[Stored entries]
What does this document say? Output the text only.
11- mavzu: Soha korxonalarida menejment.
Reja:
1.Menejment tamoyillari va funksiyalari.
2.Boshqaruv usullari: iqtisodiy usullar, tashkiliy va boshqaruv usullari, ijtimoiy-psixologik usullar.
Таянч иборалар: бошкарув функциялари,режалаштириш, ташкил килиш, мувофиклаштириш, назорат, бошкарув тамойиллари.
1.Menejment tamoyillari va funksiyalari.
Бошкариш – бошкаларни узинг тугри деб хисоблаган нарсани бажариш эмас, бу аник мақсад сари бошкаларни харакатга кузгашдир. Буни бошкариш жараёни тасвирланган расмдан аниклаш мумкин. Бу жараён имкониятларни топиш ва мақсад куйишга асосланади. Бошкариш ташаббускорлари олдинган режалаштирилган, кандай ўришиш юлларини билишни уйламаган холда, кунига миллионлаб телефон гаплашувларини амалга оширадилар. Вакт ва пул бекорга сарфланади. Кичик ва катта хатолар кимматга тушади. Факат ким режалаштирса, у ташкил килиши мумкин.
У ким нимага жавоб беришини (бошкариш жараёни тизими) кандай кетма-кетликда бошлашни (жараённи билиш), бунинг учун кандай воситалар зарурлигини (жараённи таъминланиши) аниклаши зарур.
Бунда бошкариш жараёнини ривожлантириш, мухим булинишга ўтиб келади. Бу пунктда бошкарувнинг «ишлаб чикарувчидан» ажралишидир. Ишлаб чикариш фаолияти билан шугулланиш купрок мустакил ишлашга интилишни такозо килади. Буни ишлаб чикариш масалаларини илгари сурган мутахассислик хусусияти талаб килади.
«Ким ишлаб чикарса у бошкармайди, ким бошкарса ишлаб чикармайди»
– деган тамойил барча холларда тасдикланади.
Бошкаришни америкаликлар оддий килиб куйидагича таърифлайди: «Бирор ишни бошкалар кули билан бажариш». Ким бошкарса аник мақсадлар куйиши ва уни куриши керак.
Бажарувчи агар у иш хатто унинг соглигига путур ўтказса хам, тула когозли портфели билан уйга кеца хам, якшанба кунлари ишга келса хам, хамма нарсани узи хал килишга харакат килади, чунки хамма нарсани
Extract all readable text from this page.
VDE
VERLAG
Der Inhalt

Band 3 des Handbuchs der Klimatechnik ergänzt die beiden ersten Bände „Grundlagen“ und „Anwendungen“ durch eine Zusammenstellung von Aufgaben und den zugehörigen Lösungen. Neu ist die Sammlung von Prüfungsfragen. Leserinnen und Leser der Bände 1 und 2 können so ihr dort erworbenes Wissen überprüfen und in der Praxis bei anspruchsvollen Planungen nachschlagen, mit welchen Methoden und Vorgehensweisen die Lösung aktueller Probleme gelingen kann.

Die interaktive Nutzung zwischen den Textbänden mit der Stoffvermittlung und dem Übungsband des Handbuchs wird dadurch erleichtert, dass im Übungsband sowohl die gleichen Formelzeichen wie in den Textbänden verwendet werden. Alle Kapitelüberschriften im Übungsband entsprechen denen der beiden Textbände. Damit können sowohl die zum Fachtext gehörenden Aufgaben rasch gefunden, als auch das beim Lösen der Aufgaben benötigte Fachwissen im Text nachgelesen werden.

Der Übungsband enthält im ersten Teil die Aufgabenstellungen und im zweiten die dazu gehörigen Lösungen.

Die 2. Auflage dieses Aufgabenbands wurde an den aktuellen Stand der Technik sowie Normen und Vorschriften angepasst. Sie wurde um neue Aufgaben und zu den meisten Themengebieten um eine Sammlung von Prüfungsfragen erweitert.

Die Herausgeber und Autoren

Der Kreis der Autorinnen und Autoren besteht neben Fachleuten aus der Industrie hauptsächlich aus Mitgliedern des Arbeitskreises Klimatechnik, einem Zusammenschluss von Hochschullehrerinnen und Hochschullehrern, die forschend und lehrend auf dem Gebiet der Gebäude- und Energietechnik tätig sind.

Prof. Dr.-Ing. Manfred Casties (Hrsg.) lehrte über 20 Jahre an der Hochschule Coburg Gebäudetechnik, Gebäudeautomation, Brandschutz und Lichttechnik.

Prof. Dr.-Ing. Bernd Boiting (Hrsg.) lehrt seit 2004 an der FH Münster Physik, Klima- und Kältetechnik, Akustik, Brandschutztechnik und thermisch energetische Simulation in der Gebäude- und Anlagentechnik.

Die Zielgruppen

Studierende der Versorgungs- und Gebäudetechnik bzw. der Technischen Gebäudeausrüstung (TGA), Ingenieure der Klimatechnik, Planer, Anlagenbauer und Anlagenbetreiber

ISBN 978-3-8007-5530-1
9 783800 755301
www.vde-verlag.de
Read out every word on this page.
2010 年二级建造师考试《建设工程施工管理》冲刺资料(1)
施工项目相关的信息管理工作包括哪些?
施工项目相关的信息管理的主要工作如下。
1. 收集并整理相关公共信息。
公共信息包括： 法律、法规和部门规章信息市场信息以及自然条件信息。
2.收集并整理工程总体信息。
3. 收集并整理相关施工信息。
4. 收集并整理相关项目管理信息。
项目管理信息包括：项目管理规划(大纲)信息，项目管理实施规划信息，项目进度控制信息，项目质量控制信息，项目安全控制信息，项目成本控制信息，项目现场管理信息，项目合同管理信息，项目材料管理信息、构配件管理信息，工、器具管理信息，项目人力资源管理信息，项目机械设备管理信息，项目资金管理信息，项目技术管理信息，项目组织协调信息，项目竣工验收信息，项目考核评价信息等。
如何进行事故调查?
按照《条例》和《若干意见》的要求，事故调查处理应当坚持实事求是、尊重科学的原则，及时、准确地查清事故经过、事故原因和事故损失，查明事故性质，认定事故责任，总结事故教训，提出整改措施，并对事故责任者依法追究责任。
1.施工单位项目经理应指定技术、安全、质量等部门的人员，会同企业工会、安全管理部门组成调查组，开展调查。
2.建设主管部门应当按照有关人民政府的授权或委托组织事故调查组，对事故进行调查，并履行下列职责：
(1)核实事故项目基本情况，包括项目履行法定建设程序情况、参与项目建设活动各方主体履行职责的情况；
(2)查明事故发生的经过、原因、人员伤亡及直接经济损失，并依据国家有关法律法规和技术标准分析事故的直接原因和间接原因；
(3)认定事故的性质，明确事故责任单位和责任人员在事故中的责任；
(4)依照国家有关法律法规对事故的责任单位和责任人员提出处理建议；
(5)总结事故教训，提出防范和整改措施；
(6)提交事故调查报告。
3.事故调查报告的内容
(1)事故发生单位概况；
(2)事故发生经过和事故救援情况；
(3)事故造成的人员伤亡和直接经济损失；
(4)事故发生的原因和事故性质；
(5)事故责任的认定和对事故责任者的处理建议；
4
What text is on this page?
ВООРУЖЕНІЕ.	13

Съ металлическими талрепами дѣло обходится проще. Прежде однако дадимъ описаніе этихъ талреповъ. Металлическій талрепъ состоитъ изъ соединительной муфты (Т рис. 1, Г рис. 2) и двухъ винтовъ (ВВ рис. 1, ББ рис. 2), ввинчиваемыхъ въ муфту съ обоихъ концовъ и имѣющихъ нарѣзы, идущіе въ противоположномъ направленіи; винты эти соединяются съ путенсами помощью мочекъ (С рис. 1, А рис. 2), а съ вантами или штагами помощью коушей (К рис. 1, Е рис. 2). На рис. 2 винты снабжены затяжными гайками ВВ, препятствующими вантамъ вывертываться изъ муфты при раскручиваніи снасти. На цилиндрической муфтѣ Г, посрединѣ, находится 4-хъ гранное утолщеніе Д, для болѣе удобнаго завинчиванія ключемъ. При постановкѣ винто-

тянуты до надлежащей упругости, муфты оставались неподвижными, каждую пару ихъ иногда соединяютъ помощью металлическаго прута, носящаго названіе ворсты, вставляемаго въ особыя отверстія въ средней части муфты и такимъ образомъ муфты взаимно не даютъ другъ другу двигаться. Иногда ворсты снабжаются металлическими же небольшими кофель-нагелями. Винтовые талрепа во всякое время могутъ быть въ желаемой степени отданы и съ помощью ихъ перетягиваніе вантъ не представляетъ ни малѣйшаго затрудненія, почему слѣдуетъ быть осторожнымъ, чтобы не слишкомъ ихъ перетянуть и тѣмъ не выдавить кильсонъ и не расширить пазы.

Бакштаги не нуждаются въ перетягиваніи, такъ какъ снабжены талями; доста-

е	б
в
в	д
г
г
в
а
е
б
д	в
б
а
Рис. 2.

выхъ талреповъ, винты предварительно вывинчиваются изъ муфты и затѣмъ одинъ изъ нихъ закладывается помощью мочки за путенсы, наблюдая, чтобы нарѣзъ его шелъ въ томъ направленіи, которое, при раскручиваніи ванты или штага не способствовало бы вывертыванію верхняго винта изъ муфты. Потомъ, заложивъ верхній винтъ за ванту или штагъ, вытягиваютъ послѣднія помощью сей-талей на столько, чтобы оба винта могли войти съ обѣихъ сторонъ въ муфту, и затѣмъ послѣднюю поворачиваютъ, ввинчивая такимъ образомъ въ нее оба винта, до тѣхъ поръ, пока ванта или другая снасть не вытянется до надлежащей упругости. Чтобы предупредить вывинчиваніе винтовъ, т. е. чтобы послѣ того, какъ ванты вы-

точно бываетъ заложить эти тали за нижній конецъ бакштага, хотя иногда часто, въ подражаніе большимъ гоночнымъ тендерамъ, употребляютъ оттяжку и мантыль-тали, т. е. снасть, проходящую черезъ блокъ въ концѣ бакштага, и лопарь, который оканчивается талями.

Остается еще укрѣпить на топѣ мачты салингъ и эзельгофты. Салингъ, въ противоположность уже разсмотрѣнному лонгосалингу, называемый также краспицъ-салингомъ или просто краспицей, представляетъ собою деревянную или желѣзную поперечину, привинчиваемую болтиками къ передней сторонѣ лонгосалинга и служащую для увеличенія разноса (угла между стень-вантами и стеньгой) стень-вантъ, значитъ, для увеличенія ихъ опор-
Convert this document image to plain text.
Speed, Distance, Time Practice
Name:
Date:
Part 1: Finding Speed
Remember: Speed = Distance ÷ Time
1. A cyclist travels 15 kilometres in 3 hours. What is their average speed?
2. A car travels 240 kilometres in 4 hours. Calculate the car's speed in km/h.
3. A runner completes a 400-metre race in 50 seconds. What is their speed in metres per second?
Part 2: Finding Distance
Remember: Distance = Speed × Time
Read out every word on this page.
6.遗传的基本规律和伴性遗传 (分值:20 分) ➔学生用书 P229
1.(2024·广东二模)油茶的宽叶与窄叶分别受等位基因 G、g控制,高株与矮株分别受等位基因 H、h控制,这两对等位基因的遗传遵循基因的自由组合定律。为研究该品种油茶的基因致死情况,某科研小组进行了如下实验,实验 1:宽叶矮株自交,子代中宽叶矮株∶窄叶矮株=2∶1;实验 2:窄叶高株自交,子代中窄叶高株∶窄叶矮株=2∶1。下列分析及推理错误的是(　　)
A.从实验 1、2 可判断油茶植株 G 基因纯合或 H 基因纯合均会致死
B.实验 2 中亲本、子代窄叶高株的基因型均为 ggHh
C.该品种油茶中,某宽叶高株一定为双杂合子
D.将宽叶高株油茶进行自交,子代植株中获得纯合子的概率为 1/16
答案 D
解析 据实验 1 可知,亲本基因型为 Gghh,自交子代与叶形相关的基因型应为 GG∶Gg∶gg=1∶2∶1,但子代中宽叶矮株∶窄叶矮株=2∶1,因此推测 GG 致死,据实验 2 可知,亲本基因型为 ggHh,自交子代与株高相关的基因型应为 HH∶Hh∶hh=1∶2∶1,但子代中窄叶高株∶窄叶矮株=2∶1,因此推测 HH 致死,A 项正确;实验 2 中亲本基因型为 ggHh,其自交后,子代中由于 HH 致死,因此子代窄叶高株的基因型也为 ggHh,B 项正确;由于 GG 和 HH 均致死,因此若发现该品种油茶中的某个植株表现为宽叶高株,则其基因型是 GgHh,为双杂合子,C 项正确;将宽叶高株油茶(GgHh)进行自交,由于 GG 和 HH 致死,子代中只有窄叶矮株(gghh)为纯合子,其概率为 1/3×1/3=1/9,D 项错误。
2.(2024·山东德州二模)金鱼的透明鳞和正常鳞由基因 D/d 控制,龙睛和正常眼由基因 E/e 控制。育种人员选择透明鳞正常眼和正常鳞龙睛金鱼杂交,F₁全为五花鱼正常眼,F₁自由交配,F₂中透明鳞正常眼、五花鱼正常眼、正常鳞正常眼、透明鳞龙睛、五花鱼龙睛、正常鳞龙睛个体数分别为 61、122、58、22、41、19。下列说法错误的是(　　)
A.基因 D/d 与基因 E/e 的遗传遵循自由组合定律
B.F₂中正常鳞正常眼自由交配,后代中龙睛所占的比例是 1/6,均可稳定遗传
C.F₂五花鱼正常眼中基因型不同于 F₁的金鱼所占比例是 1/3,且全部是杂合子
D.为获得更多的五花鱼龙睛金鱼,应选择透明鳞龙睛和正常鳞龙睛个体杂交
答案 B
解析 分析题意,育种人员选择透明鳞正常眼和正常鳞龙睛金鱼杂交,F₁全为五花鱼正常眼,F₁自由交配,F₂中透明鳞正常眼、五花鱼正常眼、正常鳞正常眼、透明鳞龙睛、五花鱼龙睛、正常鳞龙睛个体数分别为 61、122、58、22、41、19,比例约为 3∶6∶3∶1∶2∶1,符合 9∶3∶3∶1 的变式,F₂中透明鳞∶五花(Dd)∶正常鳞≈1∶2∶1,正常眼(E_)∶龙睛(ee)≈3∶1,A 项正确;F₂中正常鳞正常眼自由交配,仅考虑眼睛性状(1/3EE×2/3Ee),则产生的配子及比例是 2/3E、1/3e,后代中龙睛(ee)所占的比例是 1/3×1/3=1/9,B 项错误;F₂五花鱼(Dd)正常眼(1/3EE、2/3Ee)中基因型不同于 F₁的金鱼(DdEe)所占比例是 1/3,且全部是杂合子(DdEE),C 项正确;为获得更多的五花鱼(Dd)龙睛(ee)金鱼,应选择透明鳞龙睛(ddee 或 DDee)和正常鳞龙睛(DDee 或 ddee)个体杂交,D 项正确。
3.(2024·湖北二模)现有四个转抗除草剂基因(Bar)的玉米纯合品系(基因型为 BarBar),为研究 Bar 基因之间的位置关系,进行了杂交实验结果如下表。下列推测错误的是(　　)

:: PROBLEM DETAILS ::
All lines above with "Gebäudetechnik" in them should be returned.

:: REPLY ::
Prof. Dr.-Ing. Manfred Casties (Hrsg.) lehrte über 20 Jahre an der Hochschule Coburg Gebäudetechnik, Gebäudeautomation, Brandschutz und Lichttechnik.
Studierende der Versorgungs- und Gebäudetechnik bzw. der Technischen Gebäudeausrüstung (TGA), Ingenieure der Klimatechnik, Planer, Anlagenbauer und Anlagenbetreiber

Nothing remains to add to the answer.